● **Problem description**
Give the number of lines in the material below that contain the word "cells", and nothing else.

● **Recorded data**
== == ==
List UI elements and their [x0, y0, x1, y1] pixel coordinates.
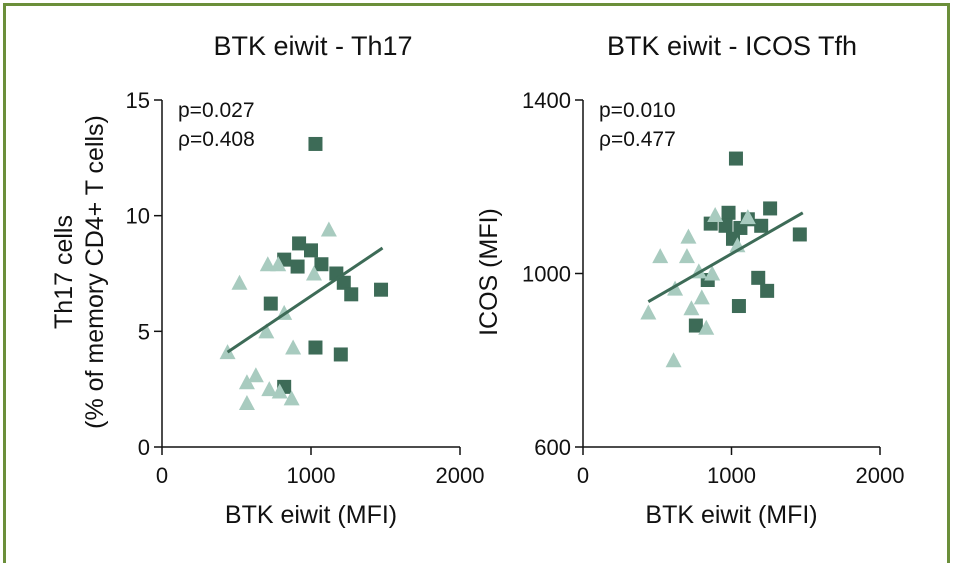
chart1-square-point	[336, 275, 351, 290]
chart1-triangle-point	[285, 339, 302, 355]
chart2-square-point	[763, 201, 778, 216]
chart1-y-axis-label: Th17 cells	[50, 215, 78, 329]
chart2-stat-annotation: p=0.010	[599, 99, 676, 122]
chart2-ytick-label: 1400	[522, 88, 571, 113]
figure-canvas: BTK eiwit - Th17 0 5 10 15 0 1000 2000 BTK eiwit…	[50, 31, 905, 529]
chart1-square-point	[333, 347, 348, 362]
chart1-triangle-point	[283, 390, 300, 406]
chart1-triangle-point	[271, 383, 288, 399]
chart1-regression-line	[226, 246, 384, 354]
chart1-triangle-point	[258, 323, 275, 339]
chart2-regression-line	[647, 211, 804, 303]
chart2-triangle-point	[704, 265, 721, 281]
chart2-triangle-point	[652, 248, 669, 264]
chart1-square-point	[263, 296, 278, 311]
chart1-xtick-label: 0	[156, 463, 168, 488]
chart2-square-point	[751, 270, 766, 285]
chart1-square-point	[308, 340, 323, 355]
chart2-triangle-point	[665, 352, 682, 368]
frame-border	[3, 3, 950, 563]
chart2-square-point	[731, 299, 746, 314]
chart1-ytick-label: 15	[126, 88, 150, 113]
figure-frame: BTK eiwit - Th17 0 5 10 15 0 1000 2000 BTK eiwit…	[3, 3, 950, 563]
chart2-square-point	[688, 318, 703, 333]
chart2-xtick-label: 2000	[856, 463, 905, 488]
chart2-square-point	[754, 218, 769, 233]
chart2-triangle-point	[678, 248, 695, 264]
chart2-triangle-point	[667, 280, 684, 296]
chart1-xtick-label: 1000	[287, 463, 336, 488]
chart1-triangle-point	[247, 367, 264, 383]
chart2-square-point	[733, 220, 748, 235]
chart2-square-point	[728, 151, 743, 166]
chart1-triangle-point	[270, 256, 287, 272]
chart2-triangle-point	[683, 300, 700, 316]
chart2-triangle-point	[739, 209, 756, 225]
chart1-x-axis-label: BTK eiwit (MFI)	[225, 501, 397, 529]
chart1-xtick-label: 2000	[436, 463, 485, 488]
chart2-y-axis-label: ICOS (MFI)	[475, 208, 503, 336]
chart1-square-point	[344, 287, 359, 302]
chart2-triangle-point	[698, 319, 715, 335]
chart1-title: BTK eiwit - Th17	[213, 31, 412, 61]
chart1-square-point	[290, 259, 305, 274]
chart2-ytick-label: 600	[534, 435, 571, 460]
chart1-triangle-point	[259, 256, 276, 272]
chart2-x-axis-label: BTK eiwit (MFI)	[645, 501, 817, 529]
chart1-triangle-point	[238, 395, 255, 411]
chart1-triangle-point	[231, 274, 248, 290]
chart1-triangle-point	[320, 221, 337, 237]
chart1-triangle-point	[305, 265, 322, 281]
chart1-square-point	[304, 243, 318, 258]
chart2-stat-annotation: ρ=0.477	[599, 128, 676, 151]
chart2-xtick-label: 1000	[707, 463, 756, 488]
chart2-ytick-label: 1000	[522, 262, 571, 287]
chart2-square-point	[721, 205, 736, 220]
chart2-square-point	[760, 283, 775, 298]
chart2-triangle-point	[680, 228, 697, 244]
chart2-title: BTK eiwit - ICOS Tfh	[607, 31, 857, 61]
chart1-stat-annotation: ρ=0.408	[178, 128, 255, 151]
chart1-ytick-label: 5	[138, 319, 150, 344]
chart1-triangle-point	[238, 374, 255, 390]
chart1-square-point	[292, 236, 307, 251]
chart2-triangle-point	[693, 289, 710, 305]
chart1-triangle-point	[261, 381, 278, 397]
chart2-triangle-point	[707, 206, 724, 222]
chart1-ytick-label: 10	[126, 204, 150, 229]
chart1-ytick-label: 0	[138, 435, 150, 460]
chart2-triangle-point	[640, 304, 657, 320]
chart1-square-point	[308, 136, 323, 151]
chart2-square-point	[718, 218, 733, 233]
chart1-square-point	[374, 282, 389, 297]
chart1-y-axis-label-line2: (% of memory CD4+ T cells)	[81, 115, 109, 429]
chart1-stat-annotation: p=0.027	[178, 99, 255, 122]
chart2-xtick-label: 0	[577, 463, 589, 488]
chart2-square-point	[792, 227, 807, 242]
chart1-square-point	[314, 257, 329, 272]
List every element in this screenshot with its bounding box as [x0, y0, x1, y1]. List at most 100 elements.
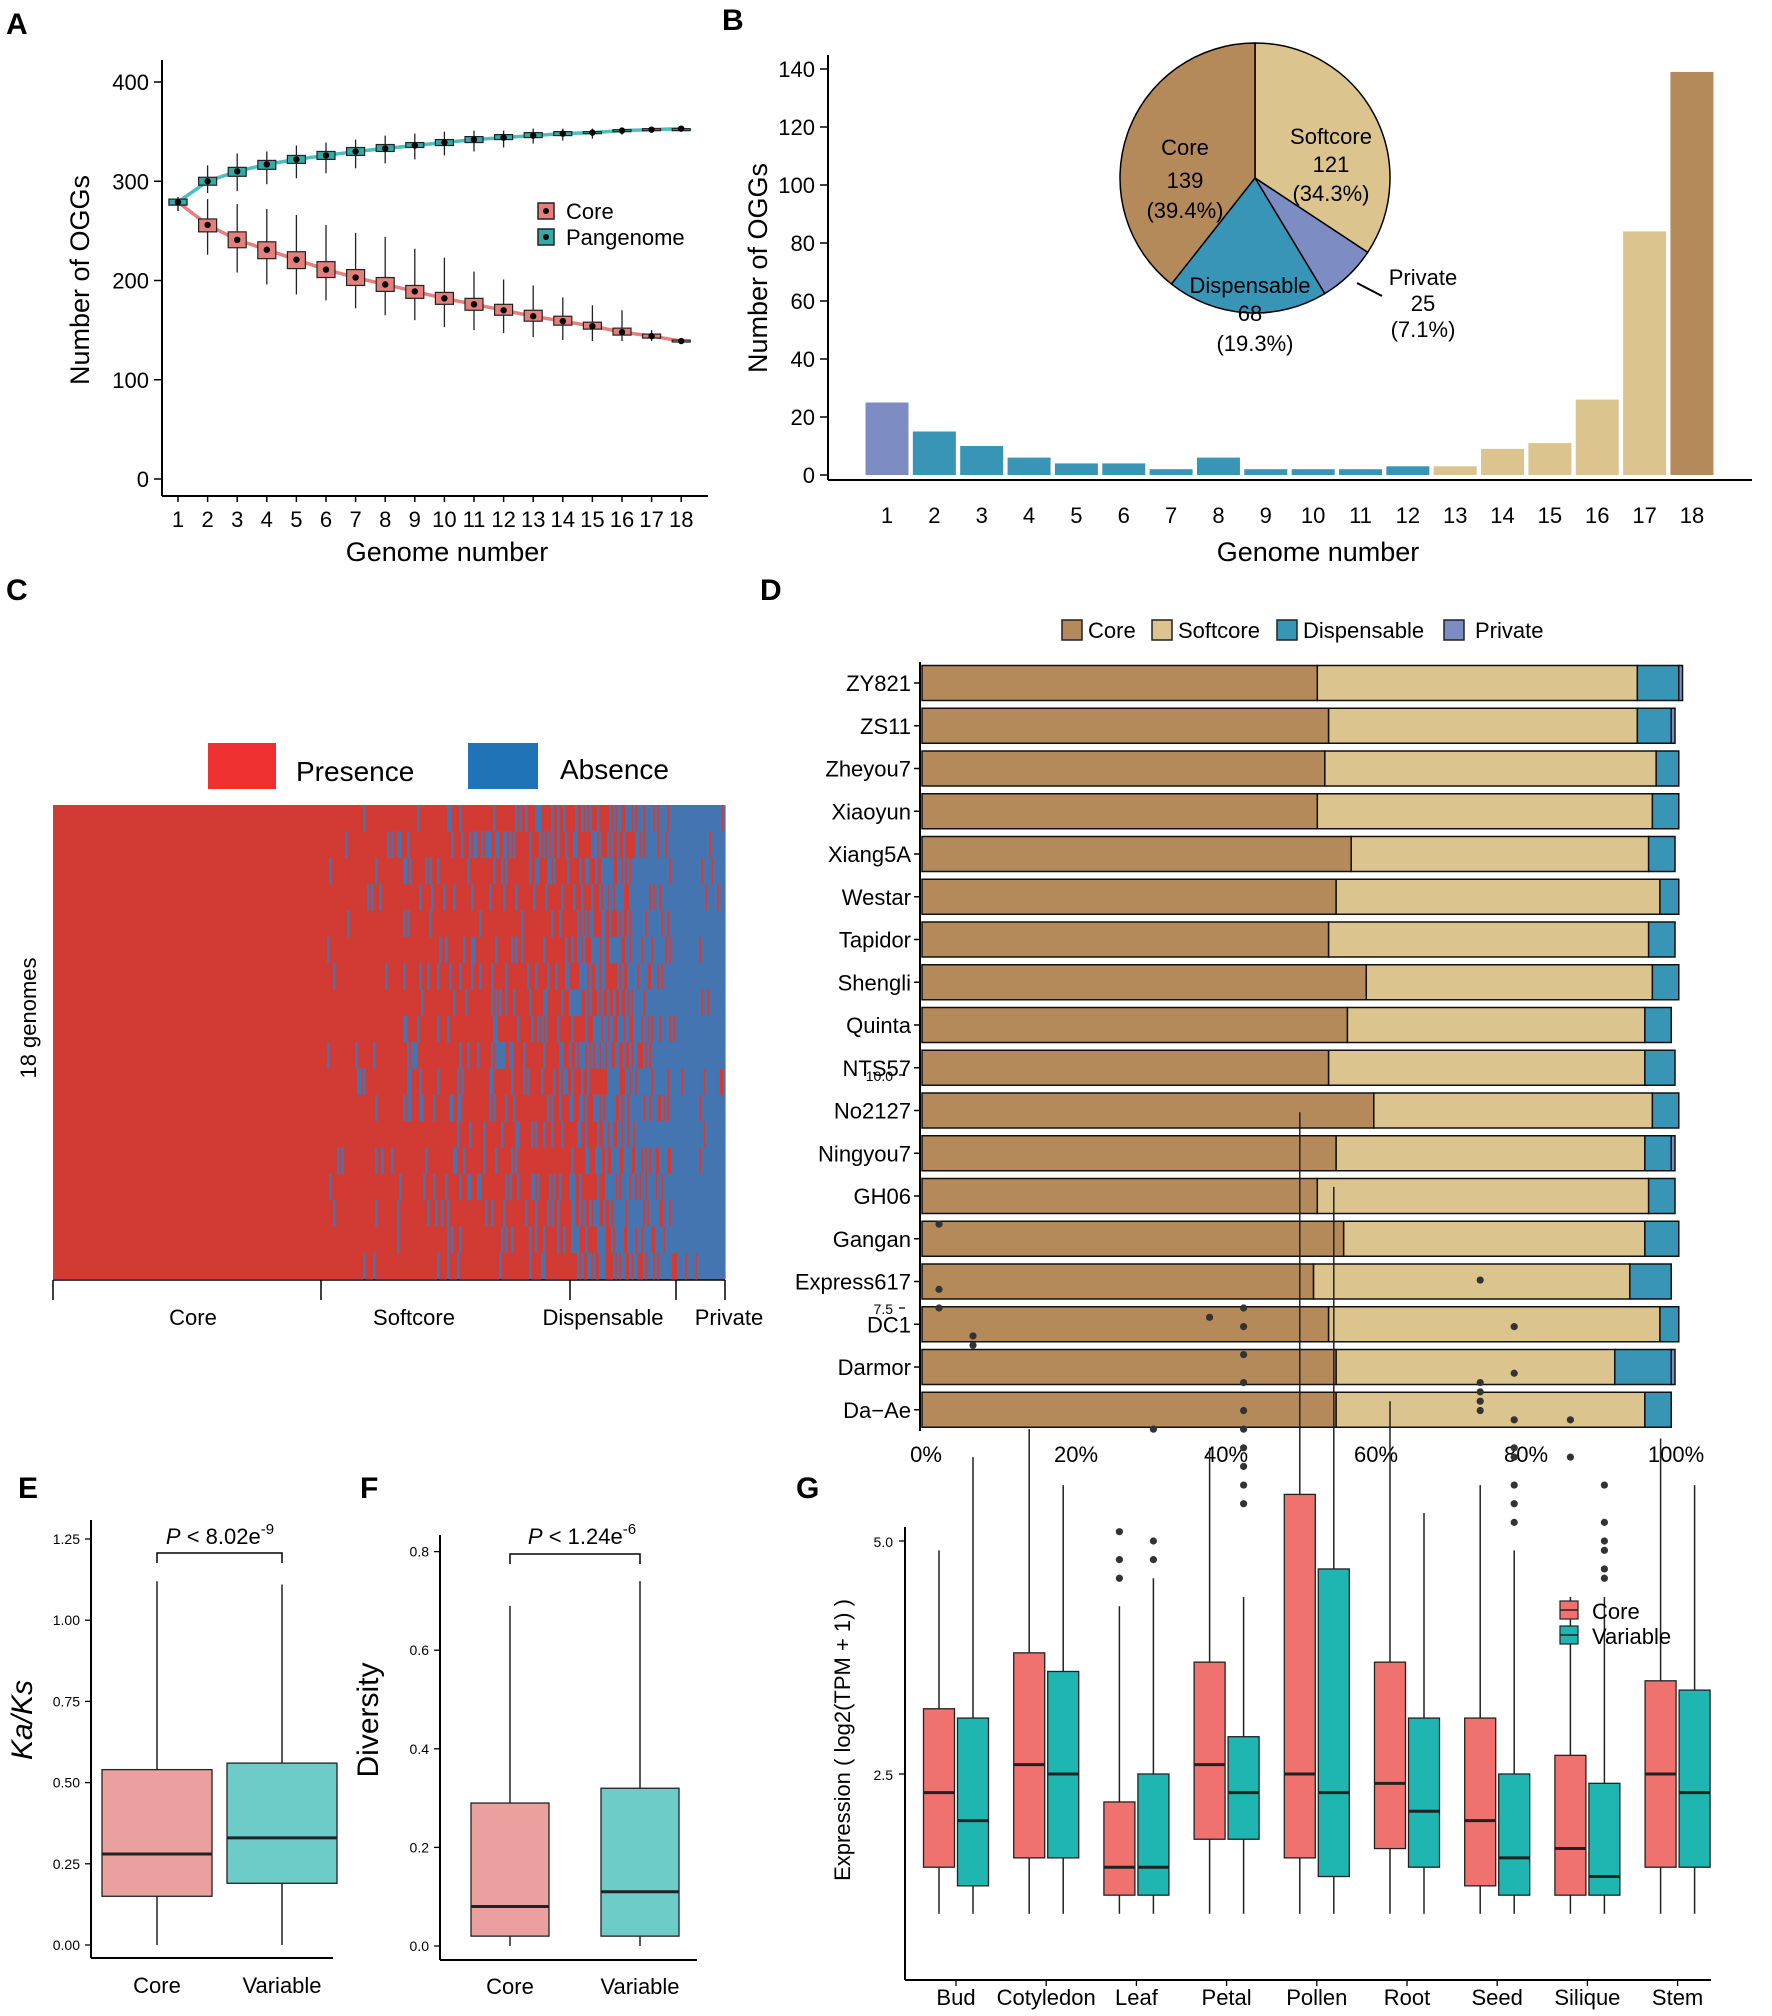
d-bar-softcore — [1316, 1177, 1650, 1215]
f-y-tick-label: 0.0 — [410, 1938, 430, 1954]
c-heatmap-absence-cell — [447, 1200, 450, 1227]
c-heatmap-absence-cell — [665, 963, 668, 990]
g-outlier-point — [1476, 1378, 1484, 1387]
g-bud-core-box — [922, 1708, 956, 1868]
d-genome-label: ZY821 — [846, 671, 911, 696]
c-heatmap-absence-cell — [617, 831, 620, 859]
c-heatmap-absence-cell — [691, 1173, 694, 1201]
c-heatmap-absence-cell — [403, 857, 406, 885]
c-heatmap-absence-cell — [597, 1094, 600, 1122]
d-genome-label: Xiaoyun — [831, 799, 911, 824]
c-heatmap-absence-cell — [693, 1042, 696, 1069]
c-heatmap-absence-cell — [707, 831, 710, 859]
c-heatmap-absence-cell — [659, 910, 662, 938]
a-core-mean-point — [352, 274, 359, 281]
c-heatmap-absence-cell — [681, 805, 684, 832]
c-heatmap-absence-cell — [651, 831, 654, 859]
c-heatmap-absence-cell — [513, 989, 516, 1017]
c-heatmap-absence-cell — [687, 989, 690, 1017]
c-heatmap-absence-cell — [453, 884, 456, 911]
d-legend-softcore-swatch — [1151, 619, 1173, 641]
b-y-label: Number of OGGs — [743, 163, 773, 373]
c-heatmap-absence-cell — [645, 1094, 648, 1122]
c-heatmap-absence-cell — [649, 1252, 652, 1280]
c-heatmap-absence-cell — [719, 1226, 722, 1254]
c-heatmap-absence-cell — [629, 989, 632, 1017]
d-legend-private-swatch — [1443, 619, 1465, 641]
c-heatmap-absence-cell — [489, 1094, 492, 1122]
c-heatmap-absence-cell — [409, 1094, 412, 1122]
c-heatmap-absence-cell — [695, 1094, 698, 1122]
c-heatmap-absence-cell — [717, 1252, 720, 1280]
a-x-tick-label: 12 — [491, 507, 515, 532]
e-pvalue-bracket — [156, 1552, 283, 1563]
g-x-tick-label: Silique — [1554, 1985, 1620, 2010]
c-heatmap-absence-cell — [683, 1068, 686, 1096]
d-bar-core — [921, 1092, 1375, 1129]
c-heatmap-absence-cell — [701, 910, 704, 938]
c-heatmap-absence-cell — [543, 1042, 546, 1069]
c-heatmap-absence-cell — [609, 1094, 612, 1122]
c-heatmap-absence-cell — [547, 831, 550, 859]
d-bar-softcore — [1327, 921, 1650, 958]
c-heatmap-absence-cell — [677, 936, 680, 964]
c-heatmap-absence-cell — [645, 936, 648, 964]
c-heatmap-absence-cell — [619, 805, 622, 832]
c-heatmap-absence-cell — [651, 1094, 654, 1122]
g-outlier-point — [1149, 1556, 1157, 1564]
c-heatmap-absence-cell — [459, 963, 462, 990]
c-heatmap-absence-cell — [631, 1121, 634, 1148]
c-heatmap-absence-cell — [723, 1173, 726, 1201]
c-heatmap-absence-cell — [645, 1200, 648, 1227]
c-heatmap-absence-cell — [659, 1147, 662, 1175]
c-heatmap-absence-cell — [695, 1068, 698, 1096]
g-x-tick-label: Seed — [1472, 1985, 1523, 2010]
c-heatmap-absence-cell — [723, 989, 726, 1017]
c-heatmap-absence-cell — [689, 831, 692, 859]
c-heatmap-absence-cell — [607, 1068, 610, 1096]
c-heatmap-absence-cell — [677, 1147, 680, 1175]
c-heatmap-absence-cell — [669, 1042, 672, 1069]
c-heatmap-absence-cell — [467, 857, 470, 885]
a-y-label: Number of OGGs — [65, 175, 95, 385]
c-heatmap-absence-cell — [417, 805, 420, 832]
c-heatmap-absence-cell — [653, 910, 656, 938]
c-heatmap-absence-cell — [473, 831, 476, 859]
c-heatmap-absence-cell — [721, 1042, 724, 1069]
c-heatmap-absence-cell — [671, 1200, 674, 1227]
a-core-mean-point — [500, 307, 507, 314]
c-heatmap-absence-cell — [715, 1121, 718, 1148]
f-pvalue-bracket — [509, 1553, 641, 1564]
c-heatmap-absence-cell — [511, 1226, 514, 1254]
c-heatmap-absence-cell — [655, 936, 658, 964]
c-heatmap-absence-cell — [503, 884, 506, 911]
b-pie-chart — [1119, 42, 1391, 314]
c-heatmap-absence-cell — [515, 1147, 518, 1175]
c-heatmap-absence-cell — [505, 989, 508, 1017]
c-heatmap-absence-cell — [579, 936, 582, 964]
c-heatmap-absence-cell — [655, 1121, 658, 1148]
pie-private-leader — [1356, 282, 1383, 297]
c-heatmap-absence-cell — [647, 1121, 650, 1148]
c-heatmap-absence-cell — [715, 831, 718, 859]
c-heatmap-absence-cell — [697, 884, 700, 911]
c-heatmap-absence-cell — [669, 884, 672, 911]
c-heatmap-absence-cell — [363, 1068, 366, 1096]
c-heatmap-absence-cell — [493, 1094, 496, 1122]
c-heatmap-absence-cell — [449, 963, 452, 990]
c-heatmap-absence-cell — [585, 1226, 588, 1254]
c-heatmap-absence-cell — [593, 1252, 596, 1280]
g-y-label: Expression ( log2(TPM + 1) ) — [830, 1599, 855, 1881]
c-heatmap-absence-cell — [423, 1173, 426, 1201]
c-heatmap-absence-cell — [667, 1226, 670, 1254]
g-outlier-point — [935, 1285, 943, 1293]
pie-private-value: 25 — [1411, 291, 1435, 316]
a-core-mean-point — [382, 281, 389, 288]
c-heatmap-absence-cell — [595, 1147, 598, 1175]
c-heatmap-absence-cell — [669, 989, 672, 1017]
c-heatmap-absence-cell — [531, 1173, 534, 1201]
c-heatmap-absence-cell — [647, 1147, 650, 1175]
c-heatmap-absence-cell — [681, 857, 684, 885]
c-heatmap-absence-cell — [685, 1068, 688, 1096]
d-genome-label: Westar — [842, 885, 911, 910]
== == ==
● **Response to the task**
2